Provided passage
----------------------------------------

Monday, July 27, 2015
When I was in High School, I can remember telling myself that I never wanted to be a renter, I wanted to be the homeowner and landlord. I never wanted a long-term relationship with a landlord, but rather a mortgage broker. Building wealth through real estate was something I could always see myself doing vs. handing my monthly income to someone else, my landlord.
I graduated college in 1993. It took me 5 years for my Bachelor’s degree, but I worked during college and had $30k in the bank when I graduated for the down payment on my first home. My wife and I were married in 1994, yes, we’re celebrating our 21st anniversary this year! In 1994, we bought our first house and excited to start our life together in our new home. It was a rental property for the prior 7 years, a true fixer-upper, but it’s all we could afford. I was willing to pour my sweat equity into the property to start building wealth through home ownership vs. making my landlord wealthy.

----------------------------------------

[Entries drawn from a collection]

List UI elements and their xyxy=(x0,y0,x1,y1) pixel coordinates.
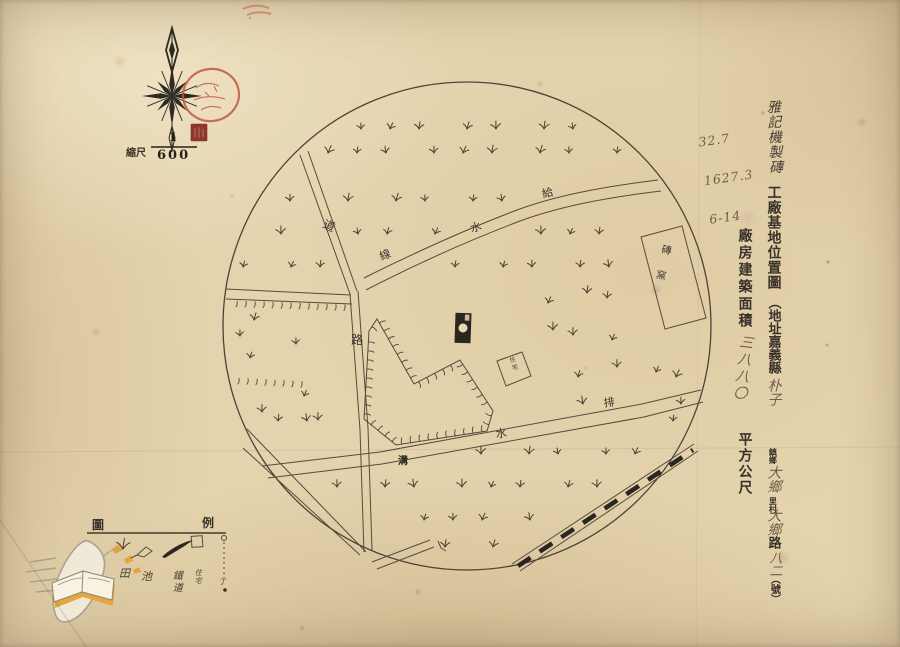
legend-railway-stroke xyxy=(162,540,193,558)
legend-label-railway: 鐵道 xyxy=(170,570,180,594)
legend-house-square xyxy=(191,536,203,548)
scanned-map-sheet: 縮尺 1 600 32.7 1627.3 6-14 雅記機製磚 工廠基地位置圖 … xyxy=(0,0,900,647)
drain-channel xyxy=(262,390,703,478)
legend-label-pond: 池 xyxy=(141,571,152,582)
archive-watermark-logo xyxy=(26,541,141,622)
legend-label-house: 住宅 xyxy=(194,569,201,585)
title-address-town: 朴子 xyxy=(766,378,781,406)
building-symbol xyxy=(454,313,471,344)
map-label-water-1: 給 xyxy=(541,186,554,200)
legend-title-right: 例 xyxy=(202,517,214,529)
road-lines xyxy=(300,151,372,552)
railway-line xyxy=(512,444,698,571)
map-label-drain-2: 水 xyxy=(495,427,507,440)
area-unit: 平方公尺 xyxy=(737,432,752,496)
red-seal-square xyxy=(191,124,207,141)
legend-label-pole: 丁 xyxy=(219,579,226,586)
area-label: 廠房建築面積 xyxy=(737,228,752,330)
map-drawing xyxy=(0,0,900,647)
title-unit-town: 鎮鄉 xyxy=(769,448,777,464)
map-label-road-main: 路 xyxy=(351,334,363,346)
paper-creases xyxy=(0,0,900,647)
title-company-name: 雅記機製磚 xyxy=(765,99,782,174)
map-label-drain-3: 溝 xyxy=(398,457,408,467)
title-number-suffix: （號） xyxy=(768,574,778,604)
scale-denominator: 600 xyxy=(157,149,190,163)
pencil-note-2: 1627.3 xyxy=(703,167,754,187)
legend-label-paddy: 田 xyxy=(119,568,130,579)
pencil-note-3: 6-14 xyxy=(708,206,759,226)
legend-title-left: 圖 xyxy=(92,519,104,531)
scale-label: 縮尺 xyxy=(126,149,146,159)
map-label-drain-1: 排 xyxy=(603,396,615,409)
title-address-prefix: （地址嘉義縣 xyxy=(766,296,780,374)
red-pencil-smudge xyxy=(243,6,271,19)
scale-numerator: 1 xyxy=(169,131,178,143)
title-address-li: 大鄉 xyxy=(766,465,781,493)
title-road-char: 路 xyxy=(766,536,780,550)
title-address-road: 大鄉 xyxy=(766,508,781,536)
title-main: 工廠基地位置圖 xyxy=(766,185,781,290)
pencil-note-1: 32.7 xyxy=(698,129,749,149)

----------------------------------------

Short task A
In the listing, begin at the line that has "legend-railway-stroke xyxy=(162,540,193,558)" and stop after the line that has "legend-title-right: 例 xyxy=(202,517,214,529)", and reproduce only those lines with "legend-label" replaced by "key-label", leaving everything else unchanged.
Short task B
Supply the next part of the personal account about becoming a homeowner, picking up after its final sentence.
The text and the listing have no connection to each other.

Output A
legend-railway-stroke xyxy=(162,540,193,558)
key-label-railway: 鐵道 xyxy=(170,570,180,594)
legend-house-square xyxy=(191,536,203,548)
scanned-map-sheet: 縮尺 1 600 32.7 1627.3 6-14 雅記機製磚 工廠基地位置圖 … xyxy=(0,0,900,647)
drain-channel xyxy=(262,390,703,478)
key-label-pond: 池 xyxy=(141,571,152,582)
archive-watermark-logo xyxy=(26,541,141,622)
key-label-house: 住宅 xyxy=(194,569,201,585)
title-address-town: 朴子 xyxy=(766,378,781,406)
building-symbol xyxy=(454,313,471,344)
map-label-water-1: 給 xyxy=(541,186,554,200)
legend-title-right: 例 xyxy=(202,517,214,529)

Output B
Thing is, there’s lots more at stake than just a change in status from renter to homeowner. Like so many (if not all!) first-time home buyers, my wife and I had no idea what we were doing. Of course, I can consult with my real estate agent and my mortgage broker. But if there’s one thing I keep hearing from those who’ve forged the path ahead of me, it’s that when you buy a home for the first time, you’re constantly faced with things you didn’t know you didn’t know.
So, I thought I would share my experiences with you and hope this helps prepare you for what lies ahead:
I thought our mortgage loan was approved and ready to go, but at the last minute the originating bank balked at the purchase price of our home—they thought it was too high. This was in 1994 in Silicon Valley—we thought we were getting a bargain! The bank was based somewhere in the Midwest, though. They assigned an assessor to come check it out and fortunately the assessment supported our purchase price. It was a suspenseful few days. I had no idea that if the appraisal came back lower than our purchase price, that the bank would require us to put a higher down payment to cover the difference between the purchase price and the assessed price.
Lesson Learned: Don’t count on your mortgage until it’s signed. And make sure you double-check your property assessment.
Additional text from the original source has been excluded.